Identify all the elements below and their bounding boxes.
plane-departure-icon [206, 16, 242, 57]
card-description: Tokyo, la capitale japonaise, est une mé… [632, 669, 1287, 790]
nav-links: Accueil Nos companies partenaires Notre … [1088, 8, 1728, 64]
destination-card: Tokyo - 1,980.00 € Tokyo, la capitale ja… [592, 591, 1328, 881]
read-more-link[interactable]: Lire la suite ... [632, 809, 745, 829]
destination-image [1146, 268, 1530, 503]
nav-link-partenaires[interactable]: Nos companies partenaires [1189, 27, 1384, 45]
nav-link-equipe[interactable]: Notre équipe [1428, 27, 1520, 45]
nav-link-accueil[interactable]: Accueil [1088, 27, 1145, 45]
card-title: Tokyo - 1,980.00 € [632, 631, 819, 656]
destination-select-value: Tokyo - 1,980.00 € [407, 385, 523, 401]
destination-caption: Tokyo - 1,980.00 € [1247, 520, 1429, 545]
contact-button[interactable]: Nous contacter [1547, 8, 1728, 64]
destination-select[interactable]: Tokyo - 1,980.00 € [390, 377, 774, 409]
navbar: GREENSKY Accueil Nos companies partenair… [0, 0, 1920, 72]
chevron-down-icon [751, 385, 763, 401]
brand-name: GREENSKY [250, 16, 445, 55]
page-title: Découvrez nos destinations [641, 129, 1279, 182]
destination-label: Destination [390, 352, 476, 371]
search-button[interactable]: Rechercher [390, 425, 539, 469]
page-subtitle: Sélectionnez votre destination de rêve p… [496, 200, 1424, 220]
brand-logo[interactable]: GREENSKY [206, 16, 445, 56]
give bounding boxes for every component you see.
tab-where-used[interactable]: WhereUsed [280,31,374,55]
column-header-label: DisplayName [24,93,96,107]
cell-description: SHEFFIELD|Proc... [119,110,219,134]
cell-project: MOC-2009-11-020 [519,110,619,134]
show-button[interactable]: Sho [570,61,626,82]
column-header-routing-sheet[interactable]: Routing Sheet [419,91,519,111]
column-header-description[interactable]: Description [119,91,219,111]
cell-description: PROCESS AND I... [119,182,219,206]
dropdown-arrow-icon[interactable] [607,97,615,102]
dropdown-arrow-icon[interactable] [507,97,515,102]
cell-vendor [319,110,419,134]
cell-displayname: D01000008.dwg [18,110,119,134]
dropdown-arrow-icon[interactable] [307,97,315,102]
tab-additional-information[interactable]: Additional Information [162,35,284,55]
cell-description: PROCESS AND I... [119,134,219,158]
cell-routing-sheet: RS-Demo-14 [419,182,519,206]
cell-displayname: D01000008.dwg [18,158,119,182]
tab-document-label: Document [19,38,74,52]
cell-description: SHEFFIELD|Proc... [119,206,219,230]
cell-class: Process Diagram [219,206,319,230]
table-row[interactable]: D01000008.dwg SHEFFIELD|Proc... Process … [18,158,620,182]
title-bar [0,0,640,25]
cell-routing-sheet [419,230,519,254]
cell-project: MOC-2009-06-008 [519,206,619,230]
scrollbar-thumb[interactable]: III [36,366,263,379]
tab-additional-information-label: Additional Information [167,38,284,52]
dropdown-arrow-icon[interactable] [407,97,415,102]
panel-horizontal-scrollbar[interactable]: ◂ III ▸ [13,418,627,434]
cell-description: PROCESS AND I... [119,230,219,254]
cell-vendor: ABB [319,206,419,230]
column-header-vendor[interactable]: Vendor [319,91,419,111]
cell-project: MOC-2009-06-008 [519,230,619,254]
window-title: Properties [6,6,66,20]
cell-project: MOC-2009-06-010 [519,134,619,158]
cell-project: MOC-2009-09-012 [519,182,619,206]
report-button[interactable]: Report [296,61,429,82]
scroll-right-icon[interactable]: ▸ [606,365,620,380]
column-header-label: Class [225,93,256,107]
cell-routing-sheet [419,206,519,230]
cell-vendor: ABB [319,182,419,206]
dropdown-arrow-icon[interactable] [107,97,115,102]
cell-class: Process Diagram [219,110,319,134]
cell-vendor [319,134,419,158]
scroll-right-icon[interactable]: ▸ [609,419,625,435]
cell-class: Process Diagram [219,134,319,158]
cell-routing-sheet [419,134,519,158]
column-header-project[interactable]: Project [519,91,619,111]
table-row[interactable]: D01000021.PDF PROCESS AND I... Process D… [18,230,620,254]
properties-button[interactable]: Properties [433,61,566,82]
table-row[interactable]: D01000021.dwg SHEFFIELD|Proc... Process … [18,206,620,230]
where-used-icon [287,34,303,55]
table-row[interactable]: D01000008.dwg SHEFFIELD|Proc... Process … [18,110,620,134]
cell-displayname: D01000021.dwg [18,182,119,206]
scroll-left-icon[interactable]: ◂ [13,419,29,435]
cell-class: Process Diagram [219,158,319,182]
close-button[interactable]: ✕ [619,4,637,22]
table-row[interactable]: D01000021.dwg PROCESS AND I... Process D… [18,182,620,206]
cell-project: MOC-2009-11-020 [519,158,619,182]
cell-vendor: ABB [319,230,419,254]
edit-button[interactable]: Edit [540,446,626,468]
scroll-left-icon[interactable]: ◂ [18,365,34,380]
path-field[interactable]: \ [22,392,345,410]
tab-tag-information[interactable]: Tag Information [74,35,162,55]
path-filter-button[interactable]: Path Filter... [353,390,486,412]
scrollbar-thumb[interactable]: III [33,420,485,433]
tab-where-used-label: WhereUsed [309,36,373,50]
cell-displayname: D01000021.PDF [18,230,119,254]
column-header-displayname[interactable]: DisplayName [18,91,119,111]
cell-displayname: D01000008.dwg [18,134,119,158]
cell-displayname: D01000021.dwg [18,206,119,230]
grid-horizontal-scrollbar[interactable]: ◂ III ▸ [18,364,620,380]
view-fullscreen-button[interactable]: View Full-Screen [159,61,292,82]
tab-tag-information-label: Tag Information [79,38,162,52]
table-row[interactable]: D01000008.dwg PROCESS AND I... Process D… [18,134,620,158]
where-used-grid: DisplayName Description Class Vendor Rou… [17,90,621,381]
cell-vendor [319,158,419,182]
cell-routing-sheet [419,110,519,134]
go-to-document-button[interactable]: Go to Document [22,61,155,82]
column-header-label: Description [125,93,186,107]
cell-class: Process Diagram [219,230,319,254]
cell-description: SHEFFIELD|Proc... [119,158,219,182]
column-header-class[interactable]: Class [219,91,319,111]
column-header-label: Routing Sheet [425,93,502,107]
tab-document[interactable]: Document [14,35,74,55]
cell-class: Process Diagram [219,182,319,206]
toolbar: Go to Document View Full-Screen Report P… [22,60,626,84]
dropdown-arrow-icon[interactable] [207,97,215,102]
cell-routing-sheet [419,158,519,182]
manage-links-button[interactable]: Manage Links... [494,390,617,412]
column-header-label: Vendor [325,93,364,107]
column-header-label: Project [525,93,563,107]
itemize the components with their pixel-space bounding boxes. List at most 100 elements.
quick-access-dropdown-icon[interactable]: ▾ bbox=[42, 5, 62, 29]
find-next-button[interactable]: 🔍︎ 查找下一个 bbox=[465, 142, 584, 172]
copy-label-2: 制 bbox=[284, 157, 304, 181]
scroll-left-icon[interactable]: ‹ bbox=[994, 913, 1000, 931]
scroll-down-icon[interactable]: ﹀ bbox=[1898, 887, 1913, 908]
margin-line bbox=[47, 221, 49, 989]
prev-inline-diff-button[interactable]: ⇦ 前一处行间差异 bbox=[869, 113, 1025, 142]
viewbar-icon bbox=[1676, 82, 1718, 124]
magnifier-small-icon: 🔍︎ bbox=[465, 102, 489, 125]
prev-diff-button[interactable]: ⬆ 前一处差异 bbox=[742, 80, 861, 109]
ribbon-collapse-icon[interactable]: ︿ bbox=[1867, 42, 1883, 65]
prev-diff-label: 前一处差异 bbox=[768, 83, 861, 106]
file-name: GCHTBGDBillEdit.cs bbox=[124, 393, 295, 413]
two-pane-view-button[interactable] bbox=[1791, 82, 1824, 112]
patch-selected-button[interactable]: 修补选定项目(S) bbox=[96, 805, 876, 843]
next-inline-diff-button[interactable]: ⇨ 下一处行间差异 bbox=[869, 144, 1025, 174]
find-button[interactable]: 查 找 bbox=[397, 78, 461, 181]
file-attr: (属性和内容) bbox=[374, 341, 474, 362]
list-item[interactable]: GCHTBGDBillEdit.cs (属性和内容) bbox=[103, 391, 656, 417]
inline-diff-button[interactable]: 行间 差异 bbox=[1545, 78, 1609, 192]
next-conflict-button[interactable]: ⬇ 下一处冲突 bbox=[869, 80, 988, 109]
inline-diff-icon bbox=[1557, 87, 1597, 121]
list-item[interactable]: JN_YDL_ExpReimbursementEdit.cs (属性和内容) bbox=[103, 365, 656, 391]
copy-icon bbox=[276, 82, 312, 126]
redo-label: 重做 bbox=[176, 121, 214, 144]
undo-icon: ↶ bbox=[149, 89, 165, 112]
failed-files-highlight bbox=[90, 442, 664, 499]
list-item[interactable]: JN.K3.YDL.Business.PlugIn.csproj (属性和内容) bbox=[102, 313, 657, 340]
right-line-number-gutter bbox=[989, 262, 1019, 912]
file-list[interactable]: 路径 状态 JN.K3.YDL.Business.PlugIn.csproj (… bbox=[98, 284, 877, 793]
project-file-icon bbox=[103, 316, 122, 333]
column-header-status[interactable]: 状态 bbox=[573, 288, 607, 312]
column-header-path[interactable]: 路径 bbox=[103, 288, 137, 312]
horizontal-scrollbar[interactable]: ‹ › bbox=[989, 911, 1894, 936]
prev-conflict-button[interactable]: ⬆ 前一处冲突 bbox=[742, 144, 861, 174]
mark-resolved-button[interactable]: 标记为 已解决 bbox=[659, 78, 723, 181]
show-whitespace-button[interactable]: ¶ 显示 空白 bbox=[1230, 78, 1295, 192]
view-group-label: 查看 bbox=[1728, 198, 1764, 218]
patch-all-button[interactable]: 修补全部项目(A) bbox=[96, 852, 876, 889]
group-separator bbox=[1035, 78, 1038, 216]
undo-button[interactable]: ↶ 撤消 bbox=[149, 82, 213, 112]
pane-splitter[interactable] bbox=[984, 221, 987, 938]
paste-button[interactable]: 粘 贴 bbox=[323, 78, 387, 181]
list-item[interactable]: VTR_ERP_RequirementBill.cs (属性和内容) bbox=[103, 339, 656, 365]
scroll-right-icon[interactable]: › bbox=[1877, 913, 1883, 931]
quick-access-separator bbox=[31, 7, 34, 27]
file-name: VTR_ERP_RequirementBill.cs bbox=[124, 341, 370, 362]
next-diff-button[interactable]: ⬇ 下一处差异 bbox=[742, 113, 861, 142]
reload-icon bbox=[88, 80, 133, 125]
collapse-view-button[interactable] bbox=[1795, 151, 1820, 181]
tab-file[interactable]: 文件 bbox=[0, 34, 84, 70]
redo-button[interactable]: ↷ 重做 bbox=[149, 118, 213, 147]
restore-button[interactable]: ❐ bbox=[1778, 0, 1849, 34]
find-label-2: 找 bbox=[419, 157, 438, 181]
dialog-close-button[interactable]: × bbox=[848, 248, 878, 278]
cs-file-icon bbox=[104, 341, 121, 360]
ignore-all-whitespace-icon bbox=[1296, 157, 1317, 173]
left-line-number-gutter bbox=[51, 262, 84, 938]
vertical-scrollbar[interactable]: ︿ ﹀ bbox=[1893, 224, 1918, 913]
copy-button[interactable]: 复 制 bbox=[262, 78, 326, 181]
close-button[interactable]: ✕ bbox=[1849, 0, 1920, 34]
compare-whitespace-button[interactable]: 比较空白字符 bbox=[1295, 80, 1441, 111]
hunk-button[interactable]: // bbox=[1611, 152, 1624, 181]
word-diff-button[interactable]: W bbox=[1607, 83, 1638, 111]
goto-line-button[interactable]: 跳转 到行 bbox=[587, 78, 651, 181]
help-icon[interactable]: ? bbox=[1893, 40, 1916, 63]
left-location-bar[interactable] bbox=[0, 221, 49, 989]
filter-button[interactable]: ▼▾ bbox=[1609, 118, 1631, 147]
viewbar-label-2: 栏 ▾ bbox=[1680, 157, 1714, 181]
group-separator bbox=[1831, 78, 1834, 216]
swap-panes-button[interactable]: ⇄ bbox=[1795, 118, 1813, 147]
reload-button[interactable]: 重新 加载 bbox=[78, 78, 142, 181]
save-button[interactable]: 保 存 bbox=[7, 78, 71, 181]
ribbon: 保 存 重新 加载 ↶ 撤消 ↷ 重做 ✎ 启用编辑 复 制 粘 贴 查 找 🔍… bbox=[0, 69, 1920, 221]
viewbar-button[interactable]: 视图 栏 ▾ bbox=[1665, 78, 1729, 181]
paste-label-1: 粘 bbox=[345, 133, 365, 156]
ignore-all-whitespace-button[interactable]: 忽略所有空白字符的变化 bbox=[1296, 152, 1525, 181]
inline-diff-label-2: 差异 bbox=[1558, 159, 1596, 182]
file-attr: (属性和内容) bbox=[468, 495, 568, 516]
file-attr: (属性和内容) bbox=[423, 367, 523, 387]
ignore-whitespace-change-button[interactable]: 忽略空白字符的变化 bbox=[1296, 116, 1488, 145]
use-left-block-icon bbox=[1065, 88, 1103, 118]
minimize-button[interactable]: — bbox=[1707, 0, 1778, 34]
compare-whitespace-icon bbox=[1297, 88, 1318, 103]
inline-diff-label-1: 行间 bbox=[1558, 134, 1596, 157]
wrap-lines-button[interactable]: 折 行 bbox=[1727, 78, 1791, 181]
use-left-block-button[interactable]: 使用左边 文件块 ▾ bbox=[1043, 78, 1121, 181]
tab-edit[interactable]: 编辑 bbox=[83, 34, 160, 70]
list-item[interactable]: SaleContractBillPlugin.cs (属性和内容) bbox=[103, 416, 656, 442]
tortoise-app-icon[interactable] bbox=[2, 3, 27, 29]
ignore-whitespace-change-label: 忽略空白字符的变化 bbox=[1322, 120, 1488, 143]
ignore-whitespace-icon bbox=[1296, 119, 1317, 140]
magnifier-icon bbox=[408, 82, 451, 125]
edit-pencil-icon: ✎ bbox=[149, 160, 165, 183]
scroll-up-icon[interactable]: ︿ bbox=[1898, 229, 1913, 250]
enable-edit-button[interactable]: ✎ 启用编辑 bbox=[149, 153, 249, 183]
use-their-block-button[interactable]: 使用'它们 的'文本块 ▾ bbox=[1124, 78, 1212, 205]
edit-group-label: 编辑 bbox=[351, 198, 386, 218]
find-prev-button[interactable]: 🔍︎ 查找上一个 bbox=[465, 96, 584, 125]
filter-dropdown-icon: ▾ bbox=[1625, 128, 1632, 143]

####

§ Written task
Starting with the first line of the records above, copy each line exactly as it appears, ending with the line that contains "brand-name: GREENSKY [250, 16, 445, 55]", and include that line.

§ Solution for this exercise
Identify all the elements below and their bounding boxes.
plane-departure-icon [206, 16, 242, 57]
card-description: Tokyo, la capitale japonaise, est une mé… [632, 669, 1287, 790]
nav-links: Accueil Nos companies partenaires Notre … [1088, 8, 1728, 64]
destination-card: Tokyo - 1,980.00 € Tokyo, la capitale ja… [592, 591, 1328, 881]
read-more-link[interactable]: Lire la suite ... [632, 809, 745, 829]
destination-image [1146, 268, 1530, 503]
nav-link-partenaires[interactable]: Nos companies partenaires [1189, 27, 1384, 45]
nav-link-equipe[interactable]: Notre équipe [1428, 27, 1520, 45]
nav-link-accueil[interactable]: Accueil [1088, 27, 1145, 45]
card-title: Tokyo - 1,980.00 € [632, 631, 819, 656]
destination-select-value: Tokyo - 1,980.00 € [407, 385, 523, 401]
destination-caption: Tokyo - 1,980.00 € [1247, 520, 1429, 545]
contact-button[interactable]: Nous contacter [1547, 8, 1728, 64]
destination-select[interactable]: Tokyo - 1,980.00 € [390, 377, 774, 409]
navbar: GREENSKY Accueil Nos companies partenair… [0, 0, 1920, 72]
chevron-down-icon [751, 385, 763, 401]
brand-name: GREENSKY [250, 16, 445, 55]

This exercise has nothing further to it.